§ **Aim**
Give all of the lines again, with nothing added or dropped.

§ **Information given**
·····

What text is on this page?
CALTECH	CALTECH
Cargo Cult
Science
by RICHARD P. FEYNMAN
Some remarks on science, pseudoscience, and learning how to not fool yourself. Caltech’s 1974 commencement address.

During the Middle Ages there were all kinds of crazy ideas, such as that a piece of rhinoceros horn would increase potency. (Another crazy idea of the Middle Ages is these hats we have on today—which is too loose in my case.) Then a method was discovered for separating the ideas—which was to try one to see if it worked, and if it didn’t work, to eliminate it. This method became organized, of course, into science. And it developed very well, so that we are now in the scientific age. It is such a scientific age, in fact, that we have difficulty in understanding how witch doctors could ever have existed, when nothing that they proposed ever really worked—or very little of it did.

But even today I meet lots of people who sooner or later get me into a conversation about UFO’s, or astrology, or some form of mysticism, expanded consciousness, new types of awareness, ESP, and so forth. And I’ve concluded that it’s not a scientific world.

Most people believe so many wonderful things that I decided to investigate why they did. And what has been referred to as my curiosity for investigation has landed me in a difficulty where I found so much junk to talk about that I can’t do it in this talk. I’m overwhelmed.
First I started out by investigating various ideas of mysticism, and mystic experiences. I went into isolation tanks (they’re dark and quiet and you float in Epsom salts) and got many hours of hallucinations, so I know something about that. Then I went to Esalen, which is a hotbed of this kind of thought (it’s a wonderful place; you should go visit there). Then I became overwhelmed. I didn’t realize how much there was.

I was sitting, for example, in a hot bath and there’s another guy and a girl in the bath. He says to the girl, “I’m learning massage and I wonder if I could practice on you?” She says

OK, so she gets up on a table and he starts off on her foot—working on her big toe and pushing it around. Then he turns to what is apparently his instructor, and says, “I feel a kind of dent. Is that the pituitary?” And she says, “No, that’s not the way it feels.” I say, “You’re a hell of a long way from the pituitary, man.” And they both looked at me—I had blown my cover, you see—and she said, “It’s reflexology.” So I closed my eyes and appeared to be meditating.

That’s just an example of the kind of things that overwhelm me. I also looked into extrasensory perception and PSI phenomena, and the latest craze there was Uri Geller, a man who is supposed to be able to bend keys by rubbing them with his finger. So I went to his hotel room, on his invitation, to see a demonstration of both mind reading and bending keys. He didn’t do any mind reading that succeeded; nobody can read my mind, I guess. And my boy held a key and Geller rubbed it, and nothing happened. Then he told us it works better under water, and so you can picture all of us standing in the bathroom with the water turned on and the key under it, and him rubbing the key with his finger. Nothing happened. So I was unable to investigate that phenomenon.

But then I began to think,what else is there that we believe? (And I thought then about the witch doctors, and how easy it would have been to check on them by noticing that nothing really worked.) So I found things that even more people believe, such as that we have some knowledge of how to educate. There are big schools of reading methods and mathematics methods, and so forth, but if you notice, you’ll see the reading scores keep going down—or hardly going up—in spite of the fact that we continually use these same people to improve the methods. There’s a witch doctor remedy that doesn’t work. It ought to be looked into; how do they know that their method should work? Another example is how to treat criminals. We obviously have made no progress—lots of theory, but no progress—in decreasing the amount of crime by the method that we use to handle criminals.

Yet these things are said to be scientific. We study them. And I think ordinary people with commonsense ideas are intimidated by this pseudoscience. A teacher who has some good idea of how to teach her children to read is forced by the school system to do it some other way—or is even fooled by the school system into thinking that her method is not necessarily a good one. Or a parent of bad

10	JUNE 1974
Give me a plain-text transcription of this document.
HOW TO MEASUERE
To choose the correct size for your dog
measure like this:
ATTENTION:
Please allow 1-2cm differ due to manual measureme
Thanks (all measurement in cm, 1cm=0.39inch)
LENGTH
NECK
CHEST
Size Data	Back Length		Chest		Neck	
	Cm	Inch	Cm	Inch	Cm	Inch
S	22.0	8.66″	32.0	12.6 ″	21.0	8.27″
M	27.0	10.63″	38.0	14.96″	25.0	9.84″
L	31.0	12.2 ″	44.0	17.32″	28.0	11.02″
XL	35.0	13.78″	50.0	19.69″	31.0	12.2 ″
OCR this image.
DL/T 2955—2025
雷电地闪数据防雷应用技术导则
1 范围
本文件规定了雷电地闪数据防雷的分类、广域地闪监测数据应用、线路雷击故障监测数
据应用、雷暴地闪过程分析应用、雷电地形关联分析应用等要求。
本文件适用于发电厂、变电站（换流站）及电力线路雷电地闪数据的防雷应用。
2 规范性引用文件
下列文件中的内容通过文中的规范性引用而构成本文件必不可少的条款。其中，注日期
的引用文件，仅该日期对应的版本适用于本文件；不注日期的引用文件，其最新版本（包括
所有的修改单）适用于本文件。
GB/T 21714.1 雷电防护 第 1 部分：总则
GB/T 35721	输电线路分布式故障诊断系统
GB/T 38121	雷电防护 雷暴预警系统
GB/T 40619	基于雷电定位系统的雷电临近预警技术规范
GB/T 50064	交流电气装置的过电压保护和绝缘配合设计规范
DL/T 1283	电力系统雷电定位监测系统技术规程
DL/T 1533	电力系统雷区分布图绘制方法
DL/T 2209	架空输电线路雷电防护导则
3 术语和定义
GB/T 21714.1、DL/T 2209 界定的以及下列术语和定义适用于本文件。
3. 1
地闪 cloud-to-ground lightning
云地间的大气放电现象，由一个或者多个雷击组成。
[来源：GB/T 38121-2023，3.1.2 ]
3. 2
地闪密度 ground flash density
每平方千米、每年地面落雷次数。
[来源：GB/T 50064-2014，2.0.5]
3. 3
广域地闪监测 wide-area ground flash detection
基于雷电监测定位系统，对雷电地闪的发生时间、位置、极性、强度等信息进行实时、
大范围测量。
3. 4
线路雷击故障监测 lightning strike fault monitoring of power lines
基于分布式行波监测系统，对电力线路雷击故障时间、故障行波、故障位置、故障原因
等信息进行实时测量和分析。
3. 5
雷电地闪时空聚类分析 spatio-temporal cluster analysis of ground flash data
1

·····

§ **Full output**
What text is on this page?
CALTECH	CALTECH
Cargo Cult
Science
by RICHARD P. FEYNMAN
Some remarks on science, pseudoscience, and learning how to not fool yourself. Caltech’s 1974 commencement address.

During the Middle Ages there were all kinds of crazy ideas, such as that a piece of rhinoceros horn would increase potency. (Another crazy idea of the Middle Ages is these hats we have on today—which is too loose in my case.) Then a method was discovered for separating the ideas—which was to try one to see if it worked, and if it didn’t work, to eliminate it. This method became organized, of course, into science. And it developed very well, so that we are now in the scientific age. It is such a scientific age, in fact, that we have difficulty in understanding how witch doctors could ever have existed, when nothing that they proposed ever really worked—or very little of it did.

But even today I meet lots of people who sooner or later get me into a conversation about UFO’s, or astrology, or some form of mysticism, expanded consciousness, new types of awareness, ESP, and so forth. And I’ve concluded that it’s not a scientific world.

Most people believe so many wonderful things that I decided to investigate why they did. And what has been referred to as my curiosity for investigation has landed me in a difficulty where I found so much junk to talk about that I can’t do it in this talk. I’m overwhelmed.
First I started out by investigating various ideas of mysticism, and mystic experiences. I went into isolation tanks (they’re dark and quiet and you float in Epsom salts) and got many hours of hallucinations, so I know something about that. Then I went to Esalen, which is a hotbed of this kind of thought (it’s a wonderful place; you should go visit there). Then I became overwhelmed. I didn’t realize how much there was.

I was sitting, for example, in a hot bath and there’s another guy and a girl in the bath. He says to the girl, “I’m learning massage and I wonder if I could practice on you?” She says

OK, so she gets up on a table and he starts off on her foot—working on her big toe and pushing it around. Then he turns to what is apparently his instructor, and says, “I feel a kind of dent. Is that the pituitary?” And she says, “No, that’s not the way it feels.” I say, “You’re a hell of a long way from the pituitary, man.” And they both looked at me—I had blown my cover, you see—and she said, “It’s reflexology.” So I closed my eyes and appeared to be meditating.

That’s just an example of the kind of things that overwhelm me. I also looked into extrasensory perception and PSI phenomena, and the latest craze there was Uri Geller, a man who is supposed to be able to bend keys by rubbing them with his finger. So I went to his hotel room, on his invitation, to see a demonstration of both mind reading and bending keys. He didn’t do any mind reading that succeeded; nobody can read my mind, I guess. And my boy held a key and Geller rubbed it, and nothing happened. Then he told us it works better under water, and so you can picture all of us standing in the bathroom with the water turned on and the key under it, and him rubbing the key with his finger. Nothing happened. So I was unable to investigate that phenomenon.

But then I began to think,what else is there that we believe? (And I thought then about the witch doctors, and how easy it would have been to check on them by noticing that nothing really worked.) So I found things that even more people believe, such as that we have some knowledge of how to educate. There are big schools of reading methods and mathematics methods, and so forth, but if you notice, you’ll see the reading scores keep going down—or hardly going up—in spite of the fact that we continually use these same people to improve the methods. There’s a witch doctor remedy that doesn’t work. It ought to be looked into; how do they know that their method should work? Another example is how to treat criminals. We obviously have made no progress—lots of theory, but no progress—in decreasing the amount of crime by the method that we use to handle criminals.

Yet these things are said to be scientific. We study them. And I think ordinary people with commonsense ideas are intimidated by this pseudoscience. A teacher who has some good idea of how to teach her children to read is forced by the school system to do it some other way—or is even fooled by the school system into thinking that her method is not necessarily a good one. Or a parent of bad

10	JUNE 1974
Give me a plain-text transcription of this document.
HOW TO MEASUERE
To choose the correct size for your dog
measure like this:
ATTENTION:
Please allow 1-2cm differ due to manual measureme
Thanks (all measurement in cm, 1cm=0.39inch)
LENGTH
NECK
CHEST
Size Data	Back Length		Chest		Neck	
	Cm	Inch	Cm	Inch	Cm	Inch
S	22.0	8.66″	32.0	12.6 ″	21.0	8.27″
M	27.0	10.63″	38.0	14.96″	25.0	9.84″
L	31.0	12.2 ″	44.0	17.32″	28.0	11.02″
XL	35.0	13.78″	50.0	19.69″	31.0	12.2 ″
OCR this image.
DL/T 2955—2025
雷电地闪数据防雷应用技术导则
1 范围
本文件规定了雷电地闪数据防雷的分类、广域地闪监测数据应用、线路雷击故障监测数
据应用、雷暴地闪过程分析应用、雷电地形关联分析应用等要求。
本文件适用于发电厂、变电站（换流站）及电力线路雷电地闪数据的防雷应用。
2 规范性引用文件
下列文件中的内容通过文中的规范性引用而构成本文件必不可少的条款。其中，注日期
的引用文件，仅该日期对应的版本适用于本文件；不注日期的引用文件，其最新版本（包括
所有的修改单）适用于本文件。
GB/T 21714.1 雷电防护 第 1 部分：总则
GB/T 35721	输电线路分布式故障诊断系统
GB/T 38121	雷电防护 雷暴预警系统
GB/T 40619	基于雷电定位系统的雷电临近预警技术规范
GB/T 50064	交流电气装置的过电压保护和绝缘配合设计规范
DL/T 1283	电力系统雷电定位监测系统技术规程
DL/T 1533	电力系统雷区分布图绘制方法
DL/T 2209	架空输电线路雷电防护导则
3 术语和定义
GB/T 21714.1、DL/T 2209 界定的以及下列术语和定义适用于本文件。
3. 1
地闪 cloud-to-ground lightning
云地间的大气放电现象，由一个或者多个雷击组成。
[来源：GB/T 38121-2023，3.1.2 ]
3. 2
地闪密度 ground flash density
每平方千米、每年地面落雷次数。
[来源：GB/T 50064-2014，2.0.5]
3. 3
广域地闪监测 wide-area ground flash detection
基于雷电监测定位系统，对雷电地闪的发生时间、位置、极性、强度等信息进行实时、
大范围测量。
3. 4
线路雷击故障监测 lightning strike fault monitoring of power lines
基于分布式行波监测系统，对电力线路雷击故障时间、故障行波、故障位置、故障原因
等信息进行实时测量和分析。
3. 5
雷电地闪时空聚类分析 spatio-temporal cluster analysis of ground flash data
1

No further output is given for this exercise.